* **Saved data entries**
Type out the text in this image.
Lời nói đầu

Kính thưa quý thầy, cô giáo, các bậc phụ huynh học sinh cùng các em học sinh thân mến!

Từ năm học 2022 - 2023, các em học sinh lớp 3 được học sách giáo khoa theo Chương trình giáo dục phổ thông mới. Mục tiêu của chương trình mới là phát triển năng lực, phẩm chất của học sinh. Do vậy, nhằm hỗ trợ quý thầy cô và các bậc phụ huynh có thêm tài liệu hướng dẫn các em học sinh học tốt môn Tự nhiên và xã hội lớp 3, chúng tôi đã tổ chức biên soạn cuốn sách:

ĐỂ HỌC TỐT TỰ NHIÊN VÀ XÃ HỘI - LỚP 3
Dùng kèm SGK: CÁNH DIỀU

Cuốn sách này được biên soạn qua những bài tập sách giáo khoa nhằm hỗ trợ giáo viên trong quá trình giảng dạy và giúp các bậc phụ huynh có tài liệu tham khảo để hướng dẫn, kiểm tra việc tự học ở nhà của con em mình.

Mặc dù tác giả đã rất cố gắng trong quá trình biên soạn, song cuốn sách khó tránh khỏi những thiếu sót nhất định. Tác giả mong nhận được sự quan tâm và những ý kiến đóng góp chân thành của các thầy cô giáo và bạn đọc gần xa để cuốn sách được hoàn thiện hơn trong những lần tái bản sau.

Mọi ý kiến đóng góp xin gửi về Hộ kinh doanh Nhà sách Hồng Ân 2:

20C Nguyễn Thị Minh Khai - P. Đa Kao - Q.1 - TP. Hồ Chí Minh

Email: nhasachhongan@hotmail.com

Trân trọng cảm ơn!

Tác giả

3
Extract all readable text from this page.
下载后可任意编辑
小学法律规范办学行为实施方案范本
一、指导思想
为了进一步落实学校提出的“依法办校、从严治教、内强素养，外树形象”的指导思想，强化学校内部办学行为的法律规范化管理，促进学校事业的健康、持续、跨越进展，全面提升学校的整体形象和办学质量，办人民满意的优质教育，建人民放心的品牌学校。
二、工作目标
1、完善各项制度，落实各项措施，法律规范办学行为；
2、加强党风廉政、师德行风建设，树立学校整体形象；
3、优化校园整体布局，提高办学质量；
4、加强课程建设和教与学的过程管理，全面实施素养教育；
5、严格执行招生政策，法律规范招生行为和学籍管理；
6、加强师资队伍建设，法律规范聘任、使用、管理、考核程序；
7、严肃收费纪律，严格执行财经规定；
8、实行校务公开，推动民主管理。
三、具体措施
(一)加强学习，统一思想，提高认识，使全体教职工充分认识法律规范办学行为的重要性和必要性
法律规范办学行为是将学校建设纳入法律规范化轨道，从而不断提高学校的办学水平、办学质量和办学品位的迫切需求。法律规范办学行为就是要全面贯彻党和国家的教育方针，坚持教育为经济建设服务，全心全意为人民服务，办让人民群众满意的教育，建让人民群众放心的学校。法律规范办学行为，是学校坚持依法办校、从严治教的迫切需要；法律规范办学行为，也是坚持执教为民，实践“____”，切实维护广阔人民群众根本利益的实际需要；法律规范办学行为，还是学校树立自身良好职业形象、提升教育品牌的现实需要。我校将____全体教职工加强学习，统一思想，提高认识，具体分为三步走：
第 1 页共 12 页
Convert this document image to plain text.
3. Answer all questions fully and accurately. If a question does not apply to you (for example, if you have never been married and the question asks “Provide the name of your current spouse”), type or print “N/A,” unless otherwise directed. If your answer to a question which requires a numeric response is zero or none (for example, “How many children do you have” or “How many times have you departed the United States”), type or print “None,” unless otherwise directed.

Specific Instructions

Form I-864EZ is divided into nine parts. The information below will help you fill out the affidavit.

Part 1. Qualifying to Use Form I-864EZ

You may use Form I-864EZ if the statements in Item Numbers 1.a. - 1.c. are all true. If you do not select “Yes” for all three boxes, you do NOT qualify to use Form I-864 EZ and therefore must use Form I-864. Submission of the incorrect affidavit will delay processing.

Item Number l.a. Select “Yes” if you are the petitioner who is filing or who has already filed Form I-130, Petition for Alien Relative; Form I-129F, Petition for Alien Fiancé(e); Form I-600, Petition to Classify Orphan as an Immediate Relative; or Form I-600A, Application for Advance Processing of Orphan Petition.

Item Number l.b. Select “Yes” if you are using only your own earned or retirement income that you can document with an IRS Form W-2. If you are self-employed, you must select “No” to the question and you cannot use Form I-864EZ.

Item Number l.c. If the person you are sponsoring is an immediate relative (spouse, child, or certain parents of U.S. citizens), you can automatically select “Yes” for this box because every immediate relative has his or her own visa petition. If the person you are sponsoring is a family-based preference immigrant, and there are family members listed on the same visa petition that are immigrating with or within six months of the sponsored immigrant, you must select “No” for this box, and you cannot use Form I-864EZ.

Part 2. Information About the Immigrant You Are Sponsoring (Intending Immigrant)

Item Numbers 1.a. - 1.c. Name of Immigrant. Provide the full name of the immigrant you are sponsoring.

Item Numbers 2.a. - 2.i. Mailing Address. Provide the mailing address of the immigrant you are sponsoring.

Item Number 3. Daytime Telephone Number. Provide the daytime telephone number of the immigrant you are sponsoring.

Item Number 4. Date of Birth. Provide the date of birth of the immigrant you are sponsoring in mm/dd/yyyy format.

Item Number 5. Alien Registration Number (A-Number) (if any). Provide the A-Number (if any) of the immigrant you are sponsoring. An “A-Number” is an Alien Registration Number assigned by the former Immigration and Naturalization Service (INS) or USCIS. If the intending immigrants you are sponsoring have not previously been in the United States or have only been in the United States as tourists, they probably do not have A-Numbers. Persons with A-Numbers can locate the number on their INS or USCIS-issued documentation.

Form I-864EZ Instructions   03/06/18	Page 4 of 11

* **Task requirements**
Would you restate each of the entries word for word?

* **The result**
Type out the text in this image.
Lời nói đầu

Kính thưa quý thầy, cô giáo, các bậc phụ huynh học sinh cùng các em học sinh thân mến!

Từ năm học 2022 - 2023, các em học sinh lớp 3 được học sách giáo khoa theo Chương trình giáo dục phổ thông mới. Mục tiêu của chương trình mới là phát triển năng lực, phẩm chất của học sinh. Do vậy, nhằm hỗ trợ quý thầy cô và các bậc phụ huynh có thêm tài liệu hướng dẫn các em học sinh học tốt môn Tự nhiên và xã hội lớp 3, chúng tôi đã tổ chức biên soạn cuốn sách:

ĐỂ HỌC TỐT TỰ NHIÊN VÀ XÃ HỘI - LỚP 3
Dùng kèm SGK: CÁNH DIỀU

Cuốn sách này được biên soạn qua những bài tập sách giáo khoa nhằm hỗ trợ giáo viên trong quá trình giảng dạy và giúp các bậc phụ huynh có tài liệu tham khảo để hướng dẫn, kiểm tra việc tự học ở nhà của con em mình.

Mặc dù tác giả đã rất cố gắng trong quá trình biên soạn, song cuốn sách khó tránh khỏi những thiếu sót nhất định. Tác giả mong nhận được sự quan tâm và những ý kiến đóng góp chân thành của các thầy cô giáo và bạn đọc gần xa để cuốn sách được hoàn thiện hơn trong những lần tái bản sau.

Mọi ý kiến đóng góp xin gửi về Hộ kinh doanh Nhà sách Hồng Ân 2:

20C Nguyễn Thị Minh Khai - P. Đa Kao - Q.1 - TP. Hồ Chí Minh

Email: nhasachhongan@hotmail.com

Trân trọng cảm ơn!

Tác giả

3
Extract all readable text from this page.
下载后可任意编辑
小学法律规范办学行为实施方案范本
一、指导思想
为了进一步落实学校提出的“依法办校、从严治教、内强素养，外树形象”的指导思想，强化学校内部办学行为的法律规范化管理，促进学校事业的健康、持续、跨越进展，全面提升学校的整体形象和办学质量，办人民满意的优质教育，建人民放心的品牌学校。
二、工作目标
1、完善各项制度，落实各项措施，法律规范办学行为；
2、加强党风廉政、师德行风建设，树立学校整体形象；
3、优化校园整体布局，提高办学质量；
4、加强课程建设和教与学的过程管理，全面实施素养教育；
5、严格执行招生政策，法律规范招生行为和学籍管理；
6、加强师资队伍建设，法律规范聘任、使用、管理、考核程序；
7、严肃收费纪律，严格执行财经规定；
8、实行校务公开，推动民主管理。
三、具体措施
(一)加强学习，统一思想，提高认识，使全体教职工充分认识法律规范办学行为的重要性和必要性
法律规范办学行为是将学校建设纳入法律规范化轨道，从而不断提高学校的办学水平、办学质量和办学品位的迫切需求。法律规范办学行为就是要全面贯彻党和国家的教育方针，坚持教育为经济建设服务，全心全意为人民服务，办让人民群众满意的教育，建让人民群众放心的学校。法律规范办学行为，是学校坚持依法办校、从严治教的迫切需要；法律规范办学行为，也是坚持执教为民，实践“____”，切实维护广阔人民群众根本利益的实际需要；法律规范办学行为，还是学校树立自身良好职业形象、提升教育品牌的现实需要。我校将____全体教职工加强学习，统一思想，提高认识，具体分为三步走：
第 1 页共 12 页
Convert this document image to plain text.
3. Answer all questions fully and accurately. If a question does not apply to you (for example, if you have never been married and the question asks “Provide the name of your current spouse”), type or print “N/A,” unless otherwise directed. If your answer to a question which requires a numeric response is zero or none (for example, “How many children do you have” or “How many times have you departed the United States”), type or print “None,” unless otherwise directed.

Specific Instructions

Form I-864EZ is divided into nine parts. The information below will help you fill out the affidavit.

Part 1. Qualifying to Use Form I-864EZ

You may use Form I-864EZ if the statements in Item Numbers 1.a. - 1.c. are all true. If you do not select “Yes” for all three boxes, you do NOT qualify to use Form I-864 EZ and therefore must use Form I-864. Submission of the incorrect affidavit will delay processing.

Item Number l.a. Select “Yes” if you are the petitioner who is filing or who has already filed Form I-130, Petition for Alien Relative; Form I-129F, Petition for Alien Fiancé(e); Form I-600, Petition to Classify Orphan as an Immediate Relative; or Form I-600A, Application for Advance Processing of Orphan Petition.

Item Number l.b. Select “Yes” if you are using only your own earned or retirement income that you can document with an IRS Form W-2. If you are self-employed, you must select “No” to the question and you cannot use Form I-864EZ.

Item Number l.c. If the person you are sponsoring is an immediate relative (spouse, child, or certain parents of U.S. citizens), you can automatically select “Yes” for this box because every immediate relative has his or her own visa petition. If the person you are sponsoring is a family-based preference immigrant, and there are family members listed on the same visa petition that are immigrating with or within six months of the sponsored immigrant, you must select “No” for this box, and you cannot use Form I-864EZ.

Part 2. Information About the Immigrant You Are Sponsoring (Intending Immigrant)

Item Numbers 1.a. - 1.c. Name of Immigrant. Provide the full name of the immigrant you are sponsoring.

Item Numbers 2.a. - 2.i. Mailing Address. Provide the mailing address of the immigrant you are sponsoring.

Item Number 3. Daytime Telephone Number. Provide the daytime telephone number of the immigrant you are sponsoring.

Item Number 4. Date of Birth. Provide the date of birth of the immigrant you are sponsoring in mm/dd/yyyy format.

Item Number 5. Alien Registration Number (A-Number) (if any). Provide the A-Number (if any) of the immigrant you are sponsoring. An “A-Number” is an Alien Registration Number assigned by the former Immigration and Naturalization Service (INS) or USCIS. If the intending immigrants you are sponsoring have not previously been in the United States or have only been in the United States as tourists, they probably do not have A-Numbers. Persons with A-Numbers can locate the number on their INS or USCIS-issued documentation.

Form I-864EZ Instructions   03/06/18	Page 4 of 11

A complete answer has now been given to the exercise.